-- Given request 1 --
Translate this sentence from the match analysis into Spanish: "Both teams set up to press, going player-for-player in central midfield and requiring a high-endurance forward to lead from the front."
-- Given request 2 --
According to the match analysis, which Spain player covers the left-back zone?
-- Given request 3 --
Repeat word for word the part of the match analysis between "These changes produced" and "the left-back zone.", inclusive.

-- Passage given --
## Start

Fullkrug and Alvaro Morata (Spain) were the two strikers who ended that Group E game, with both teams having begun it with a false nine (sorry, Luis Enrique, it’s just simpler to say that).

Both teams set up to press, going player-for-player in central midfield and requiring a high-endurance forward to lead from the front.

The game opened up when the “traditional” No 9s came on, with defensive work-rate sacrificed for the possibility of a greater attacking threat without either side changing shape.

These changes produced a goal for both teams but they might have also contributed to them conceding one — “the subs for Spain have killed them a little bit. It’s affected their flow,” was the view of former Cardiff City head coach Steve Morison.

The attacking momentum graphic below visualises that, with longer bars (indicating more attacking actions and greater threat than the opposition) immediately following substitutions on both sides.

For Spain, Mortata’s introduction better suited their asymmetric full-back pattern.

Left-back Jordi Alba plays significantly higher than right-back Cesar Azpilicueta and central midfielder Pedri provides cover in the left-back zone.

Morata (yellow dot) positions himself up against the last line of German defence…

…and stays in Niklas Sule’s blind spot as the ball is worked wide…

…before running across his man at the last minute to get to the cross first — it’s not the sort of goal a false nine would typically score.

## End

[Element position data]
## Start

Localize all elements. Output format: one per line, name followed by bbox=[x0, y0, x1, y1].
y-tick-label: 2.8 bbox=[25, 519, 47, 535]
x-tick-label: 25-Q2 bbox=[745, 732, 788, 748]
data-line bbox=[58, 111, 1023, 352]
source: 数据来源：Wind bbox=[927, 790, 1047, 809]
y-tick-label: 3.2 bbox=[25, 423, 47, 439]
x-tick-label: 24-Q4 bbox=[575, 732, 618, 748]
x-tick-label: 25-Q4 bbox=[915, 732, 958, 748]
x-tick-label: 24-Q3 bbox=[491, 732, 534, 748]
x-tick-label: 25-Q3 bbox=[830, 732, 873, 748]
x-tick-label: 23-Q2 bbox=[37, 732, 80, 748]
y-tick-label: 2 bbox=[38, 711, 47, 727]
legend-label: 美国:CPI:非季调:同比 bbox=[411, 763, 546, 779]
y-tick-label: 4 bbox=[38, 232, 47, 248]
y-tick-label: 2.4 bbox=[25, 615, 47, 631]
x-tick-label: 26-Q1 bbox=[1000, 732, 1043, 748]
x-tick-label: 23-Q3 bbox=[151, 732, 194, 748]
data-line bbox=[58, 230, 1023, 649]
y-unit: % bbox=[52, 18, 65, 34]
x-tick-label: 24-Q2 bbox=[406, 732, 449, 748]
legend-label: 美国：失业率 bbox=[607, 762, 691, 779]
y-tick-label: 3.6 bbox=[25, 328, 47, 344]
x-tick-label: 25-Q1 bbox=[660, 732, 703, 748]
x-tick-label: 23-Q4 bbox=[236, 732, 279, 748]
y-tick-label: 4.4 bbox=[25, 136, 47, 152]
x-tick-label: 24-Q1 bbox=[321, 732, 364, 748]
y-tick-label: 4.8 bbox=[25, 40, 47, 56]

## End
## Start

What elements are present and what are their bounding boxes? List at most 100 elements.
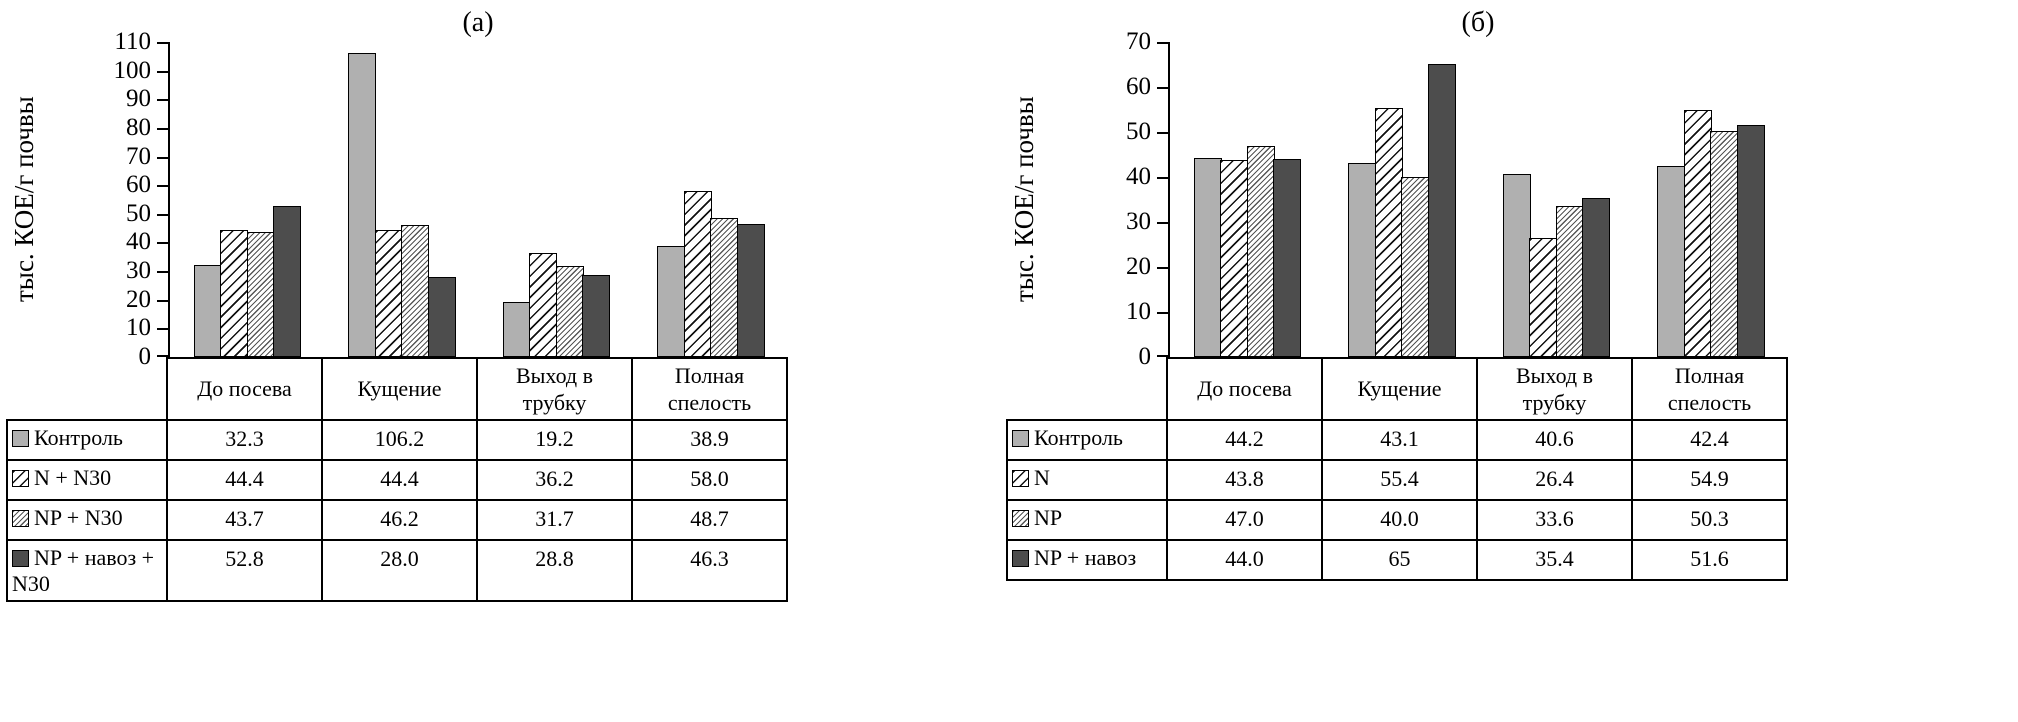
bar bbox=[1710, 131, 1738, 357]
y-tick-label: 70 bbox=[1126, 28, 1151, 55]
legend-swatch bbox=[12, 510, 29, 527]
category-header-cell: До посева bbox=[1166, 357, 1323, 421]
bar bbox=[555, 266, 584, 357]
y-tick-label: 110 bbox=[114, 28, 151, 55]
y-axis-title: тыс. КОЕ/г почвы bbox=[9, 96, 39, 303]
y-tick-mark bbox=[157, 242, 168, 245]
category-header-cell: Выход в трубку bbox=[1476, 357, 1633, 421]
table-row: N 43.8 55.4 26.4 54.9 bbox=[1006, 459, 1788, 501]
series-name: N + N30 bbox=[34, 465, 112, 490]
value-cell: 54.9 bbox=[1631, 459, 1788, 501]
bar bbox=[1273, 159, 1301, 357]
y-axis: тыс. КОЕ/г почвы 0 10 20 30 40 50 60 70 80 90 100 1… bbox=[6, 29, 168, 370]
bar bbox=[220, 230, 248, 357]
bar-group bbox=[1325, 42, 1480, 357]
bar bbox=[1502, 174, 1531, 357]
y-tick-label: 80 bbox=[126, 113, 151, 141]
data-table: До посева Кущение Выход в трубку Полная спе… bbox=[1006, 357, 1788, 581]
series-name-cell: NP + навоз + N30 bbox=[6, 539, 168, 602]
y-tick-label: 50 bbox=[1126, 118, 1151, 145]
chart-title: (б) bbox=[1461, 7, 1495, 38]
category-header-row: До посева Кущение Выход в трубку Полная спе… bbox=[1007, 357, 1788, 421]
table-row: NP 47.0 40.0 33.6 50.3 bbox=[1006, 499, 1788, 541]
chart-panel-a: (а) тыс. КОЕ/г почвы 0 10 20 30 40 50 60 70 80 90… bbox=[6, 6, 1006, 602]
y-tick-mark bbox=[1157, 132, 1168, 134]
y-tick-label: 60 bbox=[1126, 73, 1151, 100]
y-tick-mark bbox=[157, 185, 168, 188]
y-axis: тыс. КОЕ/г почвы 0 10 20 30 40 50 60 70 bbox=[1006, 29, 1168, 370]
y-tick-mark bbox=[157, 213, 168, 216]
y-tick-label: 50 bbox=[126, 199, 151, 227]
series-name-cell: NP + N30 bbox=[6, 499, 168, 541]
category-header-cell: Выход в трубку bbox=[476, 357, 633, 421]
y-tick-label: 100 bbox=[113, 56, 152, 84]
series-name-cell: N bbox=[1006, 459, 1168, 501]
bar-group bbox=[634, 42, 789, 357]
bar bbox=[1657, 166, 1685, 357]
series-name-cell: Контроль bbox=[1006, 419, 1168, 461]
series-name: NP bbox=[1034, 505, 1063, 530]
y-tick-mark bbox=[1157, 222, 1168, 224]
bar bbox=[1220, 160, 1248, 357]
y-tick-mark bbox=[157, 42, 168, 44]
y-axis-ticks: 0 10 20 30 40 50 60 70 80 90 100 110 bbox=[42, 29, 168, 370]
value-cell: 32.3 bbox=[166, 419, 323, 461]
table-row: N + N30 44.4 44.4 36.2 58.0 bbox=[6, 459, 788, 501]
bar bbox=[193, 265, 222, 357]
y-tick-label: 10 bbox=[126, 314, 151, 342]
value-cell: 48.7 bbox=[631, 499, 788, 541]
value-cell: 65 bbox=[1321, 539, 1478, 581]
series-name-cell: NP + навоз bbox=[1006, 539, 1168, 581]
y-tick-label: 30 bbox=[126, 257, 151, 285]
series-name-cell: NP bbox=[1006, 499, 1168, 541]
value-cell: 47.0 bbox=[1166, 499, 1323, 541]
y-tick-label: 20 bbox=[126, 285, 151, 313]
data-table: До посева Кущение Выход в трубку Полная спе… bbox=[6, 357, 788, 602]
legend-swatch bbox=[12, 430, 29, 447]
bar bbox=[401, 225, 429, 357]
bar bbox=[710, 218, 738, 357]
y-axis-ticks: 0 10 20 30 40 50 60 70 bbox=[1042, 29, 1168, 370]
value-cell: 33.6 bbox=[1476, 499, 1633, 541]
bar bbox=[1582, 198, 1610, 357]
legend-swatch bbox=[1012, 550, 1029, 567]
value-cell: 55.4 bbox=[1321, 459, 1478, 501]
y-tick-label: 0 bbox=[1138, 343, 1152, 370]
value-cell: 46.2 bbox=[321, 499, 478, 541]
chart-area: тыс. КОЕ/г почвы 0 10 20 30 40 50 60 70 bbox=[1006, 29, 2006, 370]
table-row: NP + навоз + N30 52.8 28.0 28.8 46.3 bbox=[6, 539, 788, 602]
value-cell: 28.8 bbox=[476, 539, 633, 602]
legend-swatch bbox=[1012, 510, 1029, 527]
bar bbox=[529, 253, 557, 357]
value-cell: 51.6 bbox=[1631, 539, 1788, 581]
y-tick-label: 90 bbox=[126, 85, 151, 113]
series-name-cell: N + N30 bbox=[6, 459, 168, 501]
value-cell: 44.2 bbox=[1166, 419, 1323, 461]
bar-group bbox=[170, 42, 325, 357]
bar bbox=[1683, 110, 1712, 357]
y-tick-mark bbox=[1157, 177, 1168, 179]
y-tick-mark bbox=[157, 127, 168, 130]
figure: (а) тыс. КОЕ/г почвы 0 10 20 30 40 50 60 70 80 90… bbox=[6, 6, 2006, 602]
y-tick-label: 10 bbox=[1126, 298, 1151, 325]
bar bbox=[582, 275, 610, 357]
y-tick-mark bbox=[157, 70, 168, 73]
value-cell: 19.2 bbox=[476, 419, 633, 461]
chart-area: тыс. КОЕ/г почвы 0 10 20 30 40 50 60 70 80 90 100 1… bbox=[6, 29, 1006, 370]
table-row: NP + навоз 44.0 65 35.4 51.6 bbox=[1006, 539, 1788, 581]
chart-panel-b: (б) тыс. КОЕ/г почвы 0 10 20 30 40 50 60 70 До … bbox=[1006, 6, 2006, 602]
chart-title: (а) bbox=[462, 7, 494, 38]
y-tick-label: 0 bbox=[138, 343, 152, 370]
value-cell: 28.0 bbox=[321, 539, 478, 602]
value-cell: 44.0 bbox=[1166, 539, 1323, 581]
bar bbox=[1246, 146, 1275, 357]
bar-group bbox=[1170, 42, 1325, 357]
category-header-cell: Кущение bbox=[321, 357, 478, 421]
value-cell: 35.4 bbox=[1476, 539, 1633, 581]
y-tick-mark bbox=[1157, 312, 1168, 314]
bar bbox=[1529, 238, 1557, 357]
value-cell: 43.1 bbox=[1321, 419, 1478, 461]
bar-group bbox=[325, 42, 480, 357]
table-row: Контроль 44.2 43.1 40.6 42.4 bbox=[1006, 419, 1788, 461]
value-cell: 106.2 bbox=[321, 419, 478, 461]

## End

-- Correct output 1 --
Ambos equipos se plantearon presionar, emparejándose jugador por jugador en el centro del campo y necesitando un delantero de gran resistencia que liderara desde la punta.

-- Correct output 2 --
Central midfielder Pedri.

-- Correct output 3 --
These changes produced a goal for both teams but they might have also contributed to them conceding one — “the subs for Spain have killed them a little bit. It’s affected their flow,” was the view of former Cardiff City head coach Steve Morison.

The attacking momentum graphic below visualises that, with longer bars (indicating more attacking actions and greater threat than the opposition) immediately following substitutions on both sides.

For Spain, Mortata’s introduction better suited their asymmetric full-back pattern.

Left-back Jordi Alba plays significantly higher than right-back Cesar Azpilicueta and central midfielder Pedri provides cover in the left-back zone.